## The task
Sort through the data and copy the lines holding the word "this".

## Given records
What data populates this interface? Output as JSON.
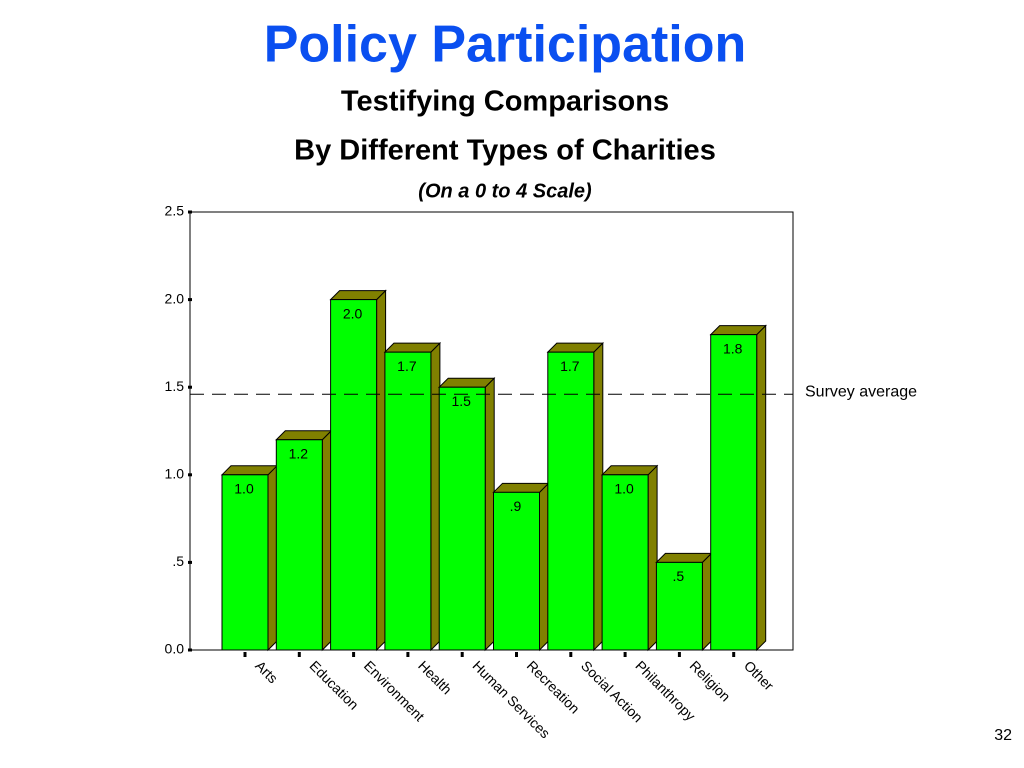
{
  "chart_data": {
    "type": "bar3d",
    "title": "Policy Participation",
    "subtitle": [
      "Testifying Comparisons",
      "By Different Types of Charities"
    ],
    "note": "(On a 0 to 4 Scale)",
    "categories": [
      "Arts",
      "Education",
      "Environment",
      "Health",
      "Human Services",
      "Recreation",
      "Social Action",
      "Philanthropy",
      "Religion",
      "Other"
    ],
    "values": [
      1.0,
      1.2,
      2.0,
      1.7,
      1.5,
      0.9,
      1.7,
      1.0,
      0.5,
      1.8
    ],
    "value_labels": [
      "1.0",
      "1.2",
      "2.0",
      "1.7",
      "1.5",
      ".9",
      "1.7",
      "1.0",
      ".5",
      "1.8"
    ],
    "color": "#00ff00",
    "side_color": "#808000",
    "ylim": [
      0,
      2.5
    ],
    "yticks": [
      {
        "value": 0,
        "label": "0.0"
      },
      {
        "value": 0.5,
        "label": ".5"
      },
      {
        "value": 1.0,
        "label": "1.0"
      },
      {
        "value": 1.5,
        "label": "1.5"
      },
      {
        "value": 2.0,
        "label": "2.0"
      },
      {
        "value": 2.5,
        "label": "2.5"
      }
    ],
    "reference_line": {
      "value": 1.46,
      "label": "Survey average"
    }
  },
  "slide_number": 32
}
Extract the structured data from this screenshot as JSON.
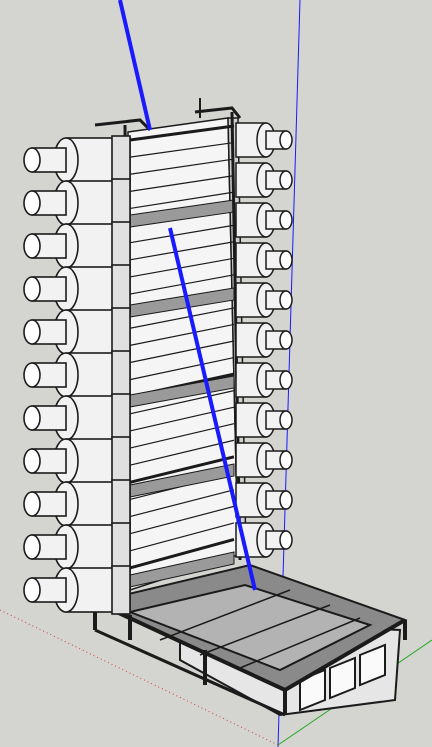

## The solution
What data populates this interface? Output as JSON.
Extract the structured data from this screenshot as JSON.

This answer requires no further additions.